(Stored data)
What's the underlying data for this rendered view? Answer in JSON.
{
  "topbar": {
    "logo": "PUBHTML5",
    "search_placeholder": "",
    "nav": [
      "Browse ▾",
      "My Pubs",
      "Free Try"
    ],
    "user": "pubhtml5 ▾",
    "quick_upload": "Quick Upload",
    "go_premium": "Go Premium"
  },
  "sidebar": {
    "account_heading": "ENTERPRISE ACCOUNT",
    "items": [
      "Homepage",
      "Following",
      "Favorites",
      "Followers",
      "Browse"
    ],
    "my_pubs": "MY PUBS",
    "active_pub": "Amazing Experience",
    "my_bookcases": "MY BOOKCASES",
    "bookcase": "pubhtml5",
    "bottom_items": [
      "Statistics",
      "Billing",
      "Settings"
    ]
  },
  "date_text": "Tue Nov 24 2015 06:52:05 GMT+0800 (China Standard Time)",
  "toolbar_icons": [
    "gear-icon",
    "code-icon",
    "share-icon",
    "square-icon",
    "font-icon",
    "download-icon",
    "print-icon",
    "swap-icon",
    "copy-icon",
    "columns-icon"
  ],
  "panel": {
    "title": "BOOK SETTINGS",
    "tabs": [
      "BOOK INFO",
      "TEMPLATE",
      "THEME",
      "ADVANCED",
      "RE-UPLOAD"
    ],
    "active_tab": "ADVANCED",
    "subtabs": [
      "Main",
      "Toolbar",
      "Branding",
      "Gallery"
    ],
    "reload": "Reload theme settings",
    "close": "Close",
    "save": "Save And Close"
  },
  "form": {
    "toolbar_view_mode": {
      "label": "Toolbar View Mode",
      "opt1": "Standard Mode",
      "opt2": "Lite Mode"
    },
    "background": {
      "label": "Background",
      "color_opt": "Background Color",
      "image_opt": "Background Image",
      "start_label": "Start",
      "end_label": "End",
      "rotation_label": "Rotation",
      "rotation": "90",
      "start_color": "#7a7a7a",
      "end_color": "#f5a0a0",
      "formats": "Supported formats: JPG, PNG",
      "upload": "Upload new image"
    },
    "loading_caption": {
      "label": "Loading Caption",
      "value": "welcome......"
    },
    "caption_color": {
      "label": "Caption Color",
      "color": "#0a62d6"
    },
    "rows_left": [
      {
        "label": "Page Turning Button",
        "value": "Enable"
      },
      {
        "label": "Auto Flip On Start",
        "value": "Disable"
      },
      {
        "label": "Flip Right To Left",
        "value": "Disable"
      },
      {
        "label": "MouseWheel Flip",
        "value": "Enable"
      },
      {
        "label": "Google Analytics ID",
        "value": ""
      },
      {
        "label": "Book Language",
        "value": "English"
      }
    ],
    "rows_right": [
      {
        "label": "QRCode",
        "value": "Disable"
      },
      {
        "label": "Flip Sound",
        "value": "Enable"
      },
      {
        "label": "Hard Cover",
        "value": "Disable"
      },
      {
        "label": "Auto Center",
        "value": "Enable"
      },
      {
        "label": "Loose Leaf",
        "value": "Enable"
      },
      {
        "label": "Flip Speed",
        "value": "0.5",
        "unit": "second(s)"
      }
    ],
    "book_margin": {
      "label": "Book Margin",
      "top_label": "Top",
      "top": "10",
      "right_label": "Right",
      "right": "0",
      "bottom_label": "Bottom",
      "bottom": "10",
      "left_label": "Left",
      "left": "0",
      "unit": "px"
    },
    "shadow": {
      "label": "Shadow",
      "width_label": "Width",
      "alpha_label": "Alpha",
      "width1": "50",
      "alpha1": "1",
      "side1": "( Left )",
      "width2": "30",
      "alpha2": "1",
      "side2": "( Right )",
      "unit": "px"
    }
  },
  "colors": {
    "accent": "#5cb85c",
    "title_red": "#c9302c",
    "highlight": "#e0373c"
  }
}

> **Set exercise**: Write out the full listing, keeping every line exactly as it is.

> **Reply to the exercise**:
What's the underlying data for this rendered view? Answer in JSON.
{
  "topbar": {
    "logo": "PUBHTML5",
    "search_placeholder": "",
    "nav": [
      "Browse ▾",
      "My Pubs",
      "Free Try"
    ],
    "user": "pubhtml5 ▾",
    "quick_upload": "Quick Upload",
    "go_premium": "Go Premium"
  },
  "sidebar": {
    "account_heading": "ENTERPRISE ACCOUNT",
    "items": [
      "Homepage",
      "Following",
      "Favorites",
      "Followers",
      "Browse"
    ],
    "my_pubs": "MY PUBS",
    "active_pub": "Amazing Experience",
    "my_bookcases": "MY BOOKCASES",
    "bookcase": "pubhtml5",
    "bottom_items": [
      "Statistics",
      "Billing",
      "Settings"
    ]
  },
  "date_text": "Tue Nov 24 2015 06:52:05 GMT+0800 (China Standard Time)",
  "toolbar_icons": [
    "gear-icon",
    "code-icon",
    "share-icon",
    "square-icon",
    "font-icon",
    "download-icon",
    "print-icon",
    "swap-icon",
    "copy-icon",
    "columns-icon"
  ],
  "panel": {
    "title": "BOOK SETTINGS",
    "tabs": [
      "BOOK INFO",
      "TEMPLATE",
      "THEME",
      "ADVANCED",
      "RE-UPLOAD"
    ],
    "active_tab": "ADVANCED",
    "subtabs": [
      "Main",
      "Toolbar",
      "Branding",
      "Gallery"
    ],
    "reload": "Reload theme settings",
    "close": "Close",
    "save": "Save And Close"
  },
  "form": {
    "toolbar_view_mode": {
      "label": "Toolbar View Mode",
      "opt1": "Standard Mode",
      "opt2": "Lite Mode"
    },
    "background": {
      "label": "Background",
      "color_opt": "Background Color",
      "image_opt": "Background Image",
      "start_label": "Start",
      "end_label": "End",
      "rotation_label": "Rotation",
      "rotation": "90",
      "start_color": "#7a7a7a",
      "end_color": "#f5a0a0",
      "formats": "Supported formats: JPG, PNG",
      "upload": "Upload new image"
    },
    "loading_caption": {
      "label": "Loading Caption",
      "value": "welcome......"
    },
    "caption_color": {
      "label": "Caption Color",
      "color": "#0a62d6"
    },
    "rows_left": [
      {
        "label": "Page Turning Button",
        "value": "Enable"
      },
      {
        "label": "Auto Flip On Start",
        "value": "Disable"
      },
      {
        "label": "Flip Right To Left",
        "value": "Disable"
      },
      {
        "label": "MouseWheel Flip",
        "value": "Enable"
      },
      {
        "label": "Google Analytics ID",
        "value": ""
      },
      {
        "label": "Book Language",
        "value": "English"
      }
    ],
    "rows_right": [
      {
        "label": "QRCode",
        "value": "Disable"
      },
      {
        "label": "Flip Sound",
        "value": "Enable"
      },
      {
        "label": "Hard Cover",
        "value": "Disable"
      },
      {
        "label": "Auto Center",
        "value": "Enable"
      },
      {
        "label": "Loose Leaf",
        "value": "Enable"
      },
      {
        "label": "Flip Speed",
        "value": "0.5",
        "unit": "second(s)"
      }
    ],
    "book_margin": {
      "label": "Book Margin",
      "top_label": "Top",
      "top": "10",
      "right_label": "Right",
      "right": "0",
      "bottom_label": "Bottom",
      "bottom": "10",
      "left_label": "Left",
      "left": "0",
      "unit": "px"
    },
    "shadow": {
      "label": "Shadow",
      "width_label": "Width",
      "alpha_label": "Alpha",
      "width1": "50",
      "alpha1": "1",
      "side1": "( Left )",
      "width2": "30",
      "alpha2": "1",
      "side2": "( Right )",
      "unit": "px"
    }
  },
  "colors": {
    "accent": "#5cb85c",
    "title_red": "#c9302c",
    "highlight": "#e0373c"
  }
}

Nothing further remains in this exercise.